Using the data below, repeat all of it precisely.
>> BEGIN Excerpted data
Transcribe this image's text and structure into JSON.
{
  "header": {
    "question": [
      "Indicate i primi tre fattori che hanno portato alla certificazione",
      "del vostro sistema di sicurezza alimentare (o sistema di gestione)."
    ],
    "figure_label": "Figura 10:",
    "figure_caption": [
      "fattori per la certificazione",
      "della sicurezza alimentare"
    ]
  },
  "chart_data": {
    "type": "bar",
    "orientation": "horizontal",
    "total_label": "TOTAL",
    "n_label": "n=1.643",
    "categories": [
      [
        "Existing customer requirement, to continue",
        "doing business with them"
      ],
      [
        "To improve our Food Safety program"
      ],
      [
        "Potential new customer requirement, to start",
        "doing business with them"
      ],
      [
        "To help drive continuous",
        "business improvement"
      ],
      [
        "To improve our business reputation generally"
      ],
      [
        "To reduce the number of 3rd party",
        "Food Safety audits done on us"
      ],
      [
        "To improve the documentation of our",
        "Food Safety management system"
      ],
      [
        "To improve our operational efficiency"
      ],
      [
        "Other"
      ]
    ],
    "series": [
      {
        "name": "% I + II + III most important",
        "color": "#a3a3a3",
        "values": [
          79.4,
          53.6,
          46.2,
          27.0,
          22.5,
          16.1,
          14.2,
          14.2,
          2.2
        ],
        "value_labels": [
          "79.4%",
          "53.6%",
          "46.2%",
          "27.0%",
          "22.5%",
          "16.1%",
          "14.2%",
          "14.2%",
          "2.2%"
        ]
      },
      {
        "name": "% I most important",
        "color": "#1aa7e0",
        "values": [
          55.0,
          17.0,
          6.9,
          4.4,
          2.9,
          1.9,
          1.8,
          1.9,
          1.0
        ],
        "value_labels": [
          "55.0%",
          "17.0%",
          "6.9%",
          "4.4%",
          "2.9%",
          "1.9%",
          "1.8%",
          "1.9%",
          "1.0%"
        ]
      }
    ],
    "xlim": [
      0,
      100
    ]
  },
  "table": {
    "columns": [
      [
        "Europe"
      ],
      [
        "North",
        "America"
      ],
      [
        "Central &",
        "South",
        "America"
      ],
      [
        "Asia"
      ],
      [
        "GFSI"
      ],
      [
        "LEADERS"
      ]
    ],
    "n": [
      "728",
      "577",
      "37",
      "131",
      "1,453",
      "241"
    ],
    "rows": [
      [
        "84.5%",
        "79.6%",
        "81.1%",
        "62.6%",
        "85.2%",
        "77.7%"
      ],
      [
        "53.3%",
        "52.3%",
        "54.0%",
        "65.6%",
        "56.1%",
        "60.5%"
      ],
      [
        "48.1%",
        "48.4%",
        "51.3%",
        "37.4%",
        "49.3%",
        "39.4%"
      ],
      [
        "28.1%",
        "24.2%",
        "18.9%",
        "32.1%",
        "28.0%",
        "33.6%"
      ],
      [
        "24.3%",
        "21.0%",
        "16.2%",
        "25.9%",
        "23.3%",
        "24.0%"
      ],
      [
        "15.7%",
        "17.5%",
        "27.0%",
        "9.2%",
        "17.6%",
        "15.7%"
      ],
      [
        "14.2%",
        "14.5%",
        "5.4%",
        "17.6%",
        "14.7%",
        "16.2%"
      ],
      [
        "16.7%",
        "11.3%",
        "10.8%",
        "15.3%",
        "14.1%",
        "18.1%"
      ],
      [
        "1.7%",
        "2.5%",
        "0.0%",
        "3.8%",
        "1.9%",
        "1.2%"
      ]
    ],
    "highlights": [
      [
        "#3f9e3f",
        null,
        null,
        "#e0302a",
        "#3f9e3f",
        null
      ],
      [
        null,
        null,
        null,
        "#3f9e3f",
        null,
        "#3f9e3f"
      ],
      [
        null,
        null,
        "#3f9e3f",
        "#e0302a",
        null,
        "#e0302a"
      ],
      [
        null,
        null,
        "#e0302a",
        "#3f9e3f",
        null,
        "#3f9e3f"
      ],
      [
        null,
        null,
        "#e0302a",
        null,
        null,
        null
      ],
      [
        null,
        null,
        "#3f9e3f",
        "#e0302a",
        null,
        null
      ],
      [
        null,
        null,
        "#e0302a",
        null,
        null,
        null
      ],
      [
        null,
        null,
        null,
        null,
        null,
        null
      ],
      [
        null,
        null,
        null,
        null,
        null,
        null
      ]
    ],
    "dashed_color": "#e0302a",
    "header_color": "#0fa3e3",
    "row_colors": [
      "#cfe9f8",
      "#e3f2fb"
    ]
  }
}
>> END Excerpted data
▸ **Exercise answer**:
Transcribe this image's text and structure into JSON.
{
  "header": {
    "question": [
      "Indicate i primi tre fattori che hanno portato alla certificazione",
      "del vostro sistema di sicurezza alimentare (o sistema di gestione)."
    ],
    "figure_label": "Figura 10:",
    "figure_caption": [
      "fattori per la certificazione",
      "della sicurezza alimentare"
    ]
  },
  "chart_data": {
    "type": "bar",
    "orientation": "horizontal",
    "total_label": "TOTAL",
    "n_label": "n=1.643",
    "categories": [
      [
        "Existing customer requirement, to continue",
        "doing business with them"
      ],
      [
        "To improve our Food Safety program"
      ],
      [
        "Potential new customer requirement, to start",
        "doing business with them"
      ],
      [
        "To help drive continuous",
        "business improvement"
      ],
      [
        "To improve our business reputation generally"
      ],
      [
        "To reduce the number of 3rd party",
        "Food Safety audits done on us"
      ],
      [
        "To improve the documentation of our",
        "Food Safety management system"
      ],
      [
        "To improve our operational efficiency"
      ],
      [
        "Other"
      ]
    ],
    "series": [
      {
        "name": "% I + II + III most important",
        "color": "#a3a3a3",
        "values": [
          79.4,
          53.6,
          46.2,
          27.0,
          22.5,
          16.1,
          14.2,
          14.2,
          2.2
        ],
        "value_labels": [
          "79.4%",
          "53.6%",
          "46.2%",
          "27.0%",
          "22.5%",
          "16.1%",
          "14.2%",
          "14.2%",
          "2.2%"
        ]
      },
      {
        "name": "% I most important",
        "color": "#1aa7e0",
        "values": [
          55.0,
          17.0,
          6.9,
          4.4,
          2.9,
          1.9,
          1.8,
          1.9,
          1.0
        ],
        "value_labels": [
          "55.0%",
          "17.0%",
          "6.9%",
          "4.4%",
          "2.9%",
          "1.9%",
          "1.8%",
          "1.9%",
          "1.0%"
        ]
      }
    ],
    "xlim": [
      0,
      100
    ]
  },
  "table": {
    "columns": [
      [
        "Europe"
      ],
      [
        "North",
        "America"
      ],
      [
        "Central &",
        "South",
        "America"
      ],
      [
        "Asia"
      ],
      [
        "GFSI"
      ],
      [
        "LEADERS"
      ]
    ],
    "n": [
      "728",
      "577",
      "37",
      "131",
      "1,453",
      "241"
    ],
    "rows": [
      [
        "84.5%",
        "79.6%",
        "81.1%",
        "62.6%",
        "85.2%",
        "77.7%"
      ],
      [
        "53.3%",
        "52.3%",
        "54.0%",
        "65.6%",
        "56.1%",
        "60.5%"
      ],
      [
        "48.1%",
        "48.4%",
        "51.3%",
        "37.4%",
        "49.3%",
        "39.4%"
      ],
      [
        "28.1%",
        "24.2%",
        "18.9%",
        "32.1%",
        "28.0%",
        "33.6%"
      ],
      [
        "24.3%",
        "21.0%",
        "16.2%",
        "25.9%",
        "23.3%",
        "24.0%"
      ],
      [
        "15.7%",
        "17.5%",
        "27.0%",
        "9.2%",
        "17.6%",
        "15.7%"
      ],
      [
        "14.2%",
        "14.5%",
        "5.4%",
        "17.6%",
        "14.7%",
        "16.2%"
      ],
      [
        "16.7%",
        "11.3%",
        "10.8%",
        "15.3%",
        "14.1%",
        "18.1%"
      ],
      [
        "1.7%",
        "2.5%",
        "0.0%",
        "3.8%",
        "1.9%",
        "1.2%"
      ]
    ],
    "highlights": [
      [
        "#3f9e3f",
        null,
        null,
        "#e0302a",
        "#3f9e3f",
        null
      ],
      [
        null,
        null,
        null,
        "#3f9e3f",
        null,
        "#3f9e3f"
      ],
      [
        null,
        null,
        "#3f9e3f",
        "#e0302a",
        null,
        "#e0302a"
      ],
      [
        null,
        null,
        "#e0302a",
        "#3f9e3f",
        null,
        "#3f9e3f"
      ],
      [
        null,
        null,
        "#e0302a",
        null,
        null,
        null
      ],
      [
        null,
        null,
        "#3f9e3f",
        "#e0302a",
        null,
        null
      ],
      [
        null,
        null,
        "#e0302a",
        null,
        null,
        null
      ],
      [
        null,
        null,
        null,
        null,
        null,
        null
      ],
      [
        null,
        null,
        null,
        null,
        null,
        null
      ]
    ],
    "dashed_color": "#e0302a",
    "header_color": "#0fa3e3",
    "row_colors": [
      "#cfe9f8",
      "#e3f2fb"
    ]
  }
}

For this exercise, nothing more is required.